* [Task description]
Where a line of the listing below includes the word "الذين", reproduce that line.

* [Exercise input]
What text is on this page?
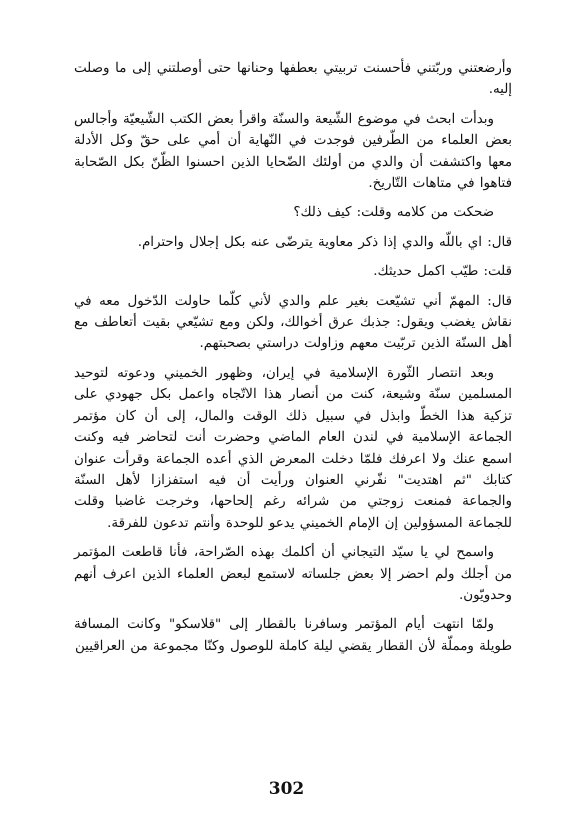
وأرضعتني وربّتني فأحسنت تربيتي بعطفها وحنانها حتى أوصلتني إلى ما وصلت إليه.

وبدأت ابحث في موضوع الشّيعة والسنّة واقرأ بعض الكتب الشّيعيّة وأجالس بعض العلماء من الطّرفين فوجدت في النّهاية أن أمي على حقّ وكل الأدلة معها واكتشفت أن والدي من أولئك الضّحايا الذين احسنوا الظّنّ بكل الصّحابة فتاهوا في متاهات التّاريخ.

ضحكت من كلامه وقلت: كيف ذلك؟

قال: اي باللّه والدي إذا ذكر معاوية يترضّى عنه بكل إجلال واحترام.

قلت: طيّب اكمل حديثك.

قال: المهمّ أني تشيّعت بغير علم والدي لأني كلّما حاولت الدّخول معه في نقاش يغضب ويقول: جذبك عرق أخوالك، ولكن ومع تشيّعي بقيت أتعاطف مع أهل السنّة الذين تربّيت معهم وزاولت دراستي بصحبتهم.

وبعد انتصار الثّورة الإسلامية في إيران، وظهور الخميني ودعوته لتوحيد المسلمين سنّة وشيعة، كنت من أنصار هذا الاتّجاه واعمل بكل جهودي على تزكية هذا الخطّ وابذل في سبيل ذلك الوقت والمال، إلى أن كان مؤتمر الجماعة الإسلامية في لندن العام الماضي وحضرت أنت لتحاضر فيه وكنت اسمع عنك ولا اعرفك فلمّا دخلت المعرض الذي أعده الجماعة وقرأت عنوان كتابك "ثم اهتديت" نفّرني العنوان ورأيت أن فيه استفزازا لأهل السنّة والجماعة فمنعت زوجتي من شرائه رغم إلحاحها، وخرجت غاضبا وقلت للجماعة المسؤولين إن الإمام الخميني يدعو للوحدة وأنتم تدعون للفرقة.

واسمح لي يا سيّد التيجاني أن أكلمك بهذه الصّراحة، فأنا قاطعت المؤتمر من أجلك ولم احضر إلا بعض جلساته لاستمع لبعض العلماء الذين اعرف أنهم وحدويّون.

ولمّا انتهت أيام المؤتمر وسافرنا بالقطار إلى "قلاسكو" وكانت المسافة طويلة ومملّة لأن القطار يقضي ليلة كاملة للوصول وكنّا مجموعة من العراقيين

302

* [Answer in full]
وبدأت ابحث في موضوع الشّيعة والسنّة واقرأ بعض الكتب الشّيعيّة وأجالس بعض العلماء من الطّرفين فوجدت في النّهاية أن أمي على حقّ وكل الأدلة معها واكتشفت أن والدي من أولئك الضّحايا الذين احسنوا الظّنّ بكل الصّحابة فتاهوا في متاهات التّاريخ.
قال: المهمّ أني تشيّعت بغير علم والدي لأني كلّما حاولت الدّخول معه في نقاش يغضب ويقول: جذبك عرق أخوالك، ولكن ومع تشيّعي بقيت أتعاطف مع أهل السنّة الذين تربّيت معهم وزاولت دراستي بصحبتهم.
واسمح لي يا سيّد التيجاني أن أكلمك بهذه الصّراحة، فأنا قاطعت المؤتمر من أجلك ولم احضر إلا بعض جلساته لاستمع لبعض العلماء الذين اعرف أنهم وحدويّون.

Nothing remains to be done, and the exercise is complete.